**Instruction**. Print every entry word for word, but omit the pictures.

**Extracted material**.
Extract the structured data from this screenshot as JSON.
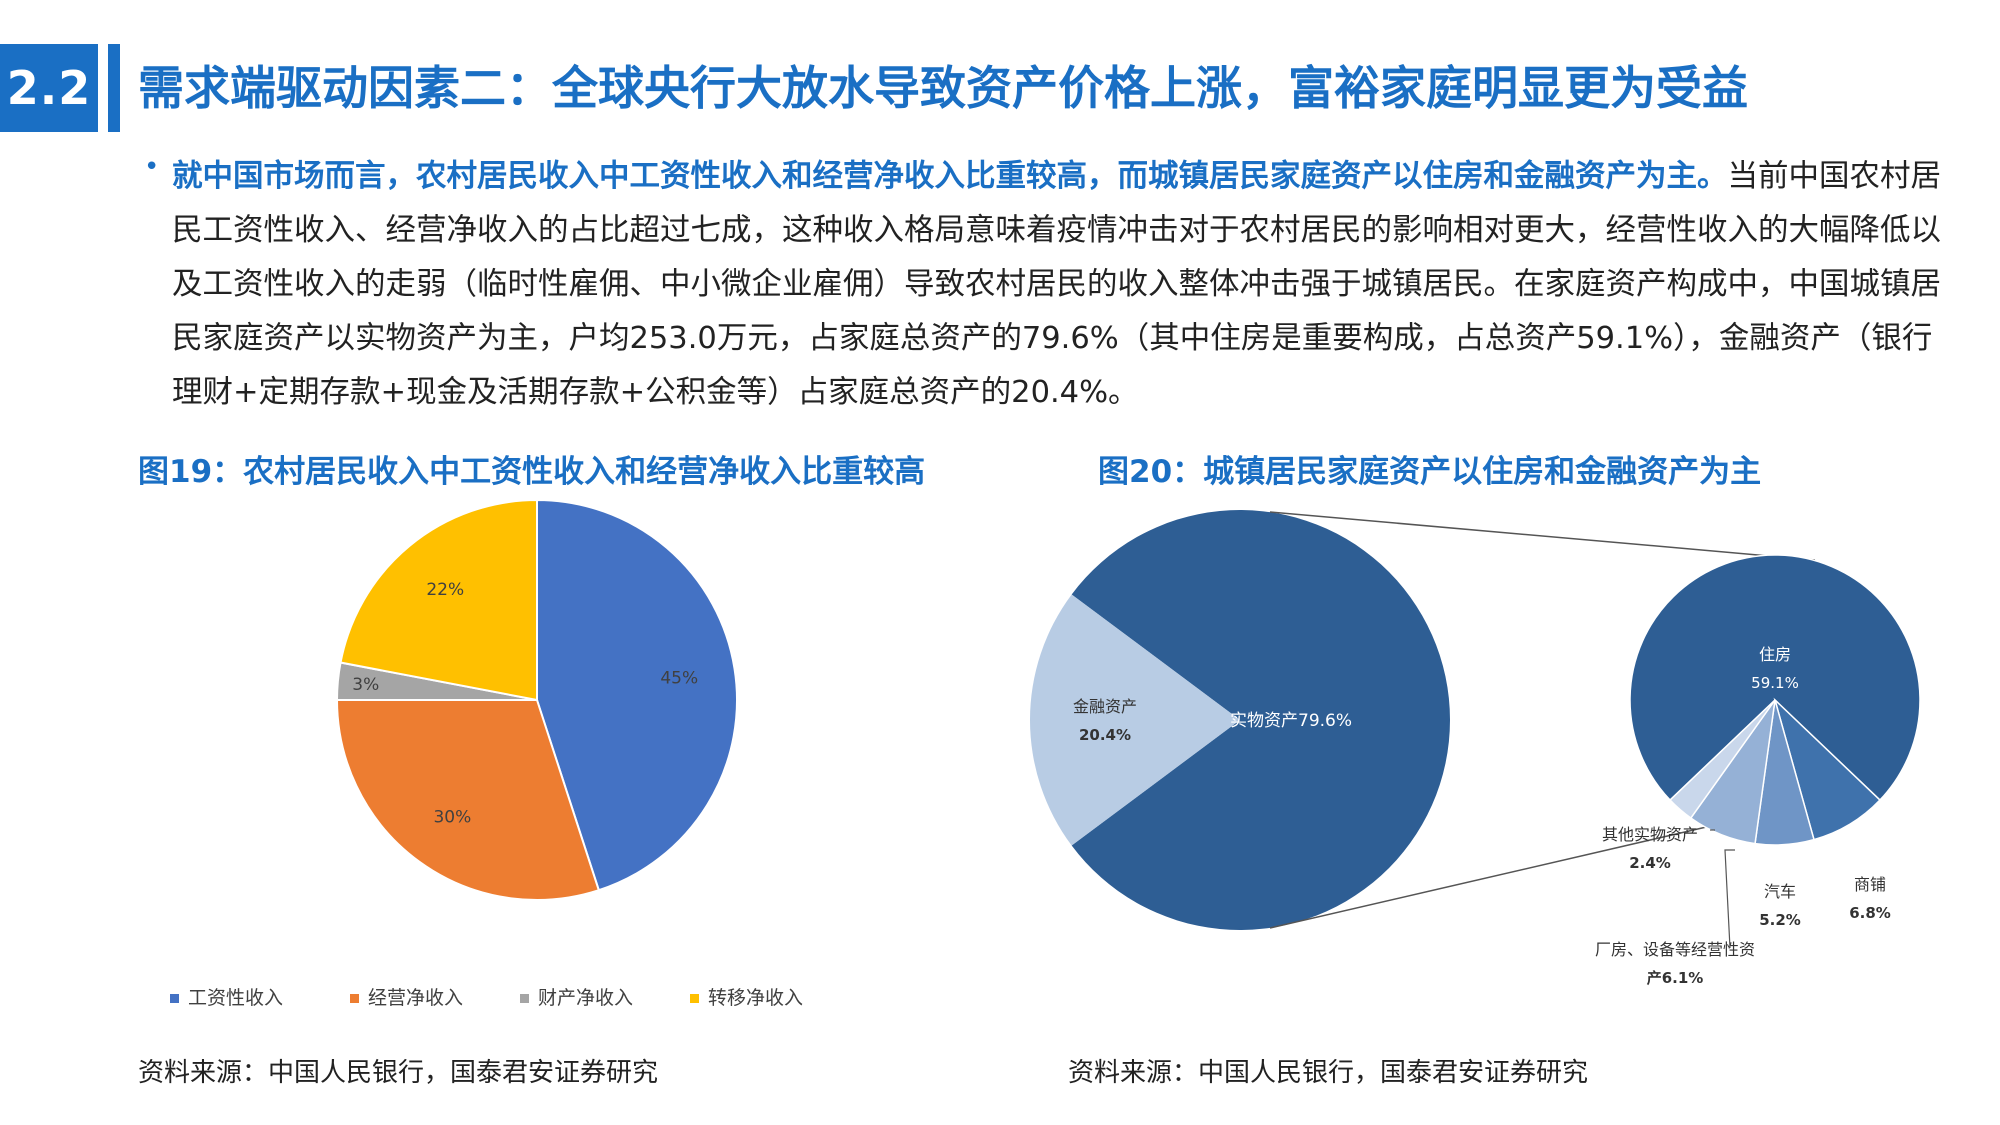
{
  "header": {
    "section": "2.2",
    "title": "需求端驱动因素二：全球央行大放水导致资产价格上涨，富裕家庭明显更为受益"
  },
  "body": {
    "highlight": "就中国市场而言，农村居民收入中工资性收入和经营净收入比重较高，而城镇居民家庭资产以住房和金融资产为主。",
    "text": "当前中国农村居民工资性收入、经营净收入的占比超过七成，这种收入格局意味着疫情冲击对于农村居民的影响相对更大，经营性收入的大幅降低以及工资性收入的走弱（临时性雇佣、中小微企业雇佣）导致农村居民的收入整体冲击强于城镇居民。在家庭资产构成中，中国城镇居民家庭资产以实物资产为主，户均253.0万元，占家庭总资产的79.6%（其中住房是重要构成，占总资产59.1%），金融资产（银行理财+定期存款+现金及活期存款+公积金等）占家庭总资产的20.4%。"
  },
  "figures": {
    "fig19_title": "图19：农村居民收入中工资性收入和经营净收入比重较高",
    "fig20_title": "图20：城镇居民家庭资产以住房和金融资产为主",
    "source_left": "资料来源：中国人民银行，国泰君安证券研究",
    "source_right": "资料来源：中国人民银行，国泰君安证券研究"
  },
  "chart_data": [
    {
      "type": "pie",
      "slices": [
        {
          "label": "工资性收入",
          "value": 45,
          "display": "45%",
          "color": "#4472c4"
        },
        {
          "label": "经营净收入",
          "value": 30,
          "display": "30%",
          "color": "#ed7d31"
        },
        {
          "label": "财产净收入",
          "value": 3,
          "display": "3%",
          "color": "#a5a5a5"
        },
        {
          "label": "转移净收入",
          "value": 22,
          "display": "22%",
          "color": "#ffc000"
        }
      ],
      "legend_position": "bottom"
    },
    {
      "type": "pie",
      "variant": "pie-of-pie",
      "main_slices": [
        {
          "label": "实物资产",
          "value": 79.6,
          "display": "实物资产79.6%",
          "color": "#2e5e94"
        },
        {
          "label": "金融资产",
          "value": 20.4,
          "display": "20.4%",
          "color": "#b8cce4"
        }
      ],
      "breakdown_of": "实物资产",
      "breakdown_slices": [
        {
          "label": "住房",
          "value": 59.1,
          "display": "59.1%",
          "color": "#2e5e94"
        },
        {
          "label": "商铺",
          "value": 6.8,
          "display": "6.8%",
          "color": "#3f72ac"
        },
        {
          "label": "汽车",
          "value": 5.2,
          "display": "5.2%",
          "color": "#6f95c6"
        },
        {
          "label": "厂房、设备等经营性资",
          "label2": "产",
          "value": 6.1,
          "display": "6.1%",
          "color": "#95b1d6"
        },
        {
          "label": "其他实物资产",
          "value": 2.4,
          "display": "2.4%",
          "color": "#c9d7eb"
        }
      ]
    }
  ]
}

**The response**.
Extract the structured data from this screenshot as JSON.
{
  "header": {
    "section": "2.2",
    "title": "需求端驱动因素二：全球央行大放水导致资产价格上涨，富裕家庭明显更为受益"
  },
  "body": {
    "highlight": "就中国市场而言，农村居民收入中工资性收入和经营净收入比重较高，而城镇居民家庭资产以住房和金融资产为主。",
    "text": "当前中国农村居民工资性收入、经营净收入的占比超过七成，这种收入格局意味着疫情冲击对于农村居民的影响相对更大，经营性收入的大幅降低以及工资性收入的走弱（临时性雇佣、中小微企业雇佣）导致农村居民的收入整体冲击强于城镇居民。在家庭资产构成中，中国城镇居民家庭资产以实物资产为主，户均253.0万元，占家庭总资产的79.6%（其中住房是重要构成，占总资产59.1%），金融资产（银行理财+定期存款+现金及活期存款+公积金等）占家庭总资产的20.4%。"
  },
  "figures": {
    "fig19_title": "图19：农村居民收入中工资性收入和经营净收入比重较高",
    "fig20_title": "图20：城镇居民家庭资产以住房和金融资产为主",
    "source_left": "资料来源：中国人民银行，国泰君安证券研究",
    "source_right": "资料来源：中国人民银行，国泰君安证券研究"
  },
  "chart_data": [
    {
      "type": "pie",
      "slices": [
        {
          "label": "工资性收入",
          "value": 45,
          "display": "45%",
          "color": "#4472c4"
        },
        {
          "label": "经营净收入",
          "value": 30,
          "display": "30%",
          "color": "#ed7d31"
        },
        {
          "label": "财产净收入",
          "value": 3,
          "display": "3%",
          "color": "#a5a5a5"
        },
        {
          "label": "转移净收入",
          "value": 22,
          "display": "22%",
          "color": "#ffc000"
        }
      ],
      "legend_position": "bottom"
    },
    {
      "type": "pie",
      "variant": "pie-of-pie",
      "main_slices": [
        {
          "label": "实物资产",
          "value": 79.6,
          "display": "实物资产79.6%",
          "color": "#2e5e94"
        },
        {
          "label": "金融资产",
          "value": 20.4,
          "display": "20.4%",
          "color": "#b8cce4"
        }
      ],
      "breakdown_of": "实物资产",
      "breakdown_slices": [
        {
          "label": "住房",
          "value": 59.1,
          "display": "59.1%",
          "color": "#2e5e94"
        },
        {
          "label": "商铺",
          "value": 6.8,
          "display": "6.8%",
          "color": "#3f72ac"
        },
        {
          "label": "汽车",
          "value": 5.2,
          "display": "5.2%",
          "color": "#6f95c6"
        },
        {
          "label": "厂房、设备等经营性资",
          "label2": "产",
          "value": 6.1,
          "display": "6.1%",
          "color": "#95b1d6"
        },
        {
          "label": "其他实物资产",
          "value": 2.4,
          "display": "2.4%",
          "color": "#c9d7eb"
        }
      ]
    }
  ]
}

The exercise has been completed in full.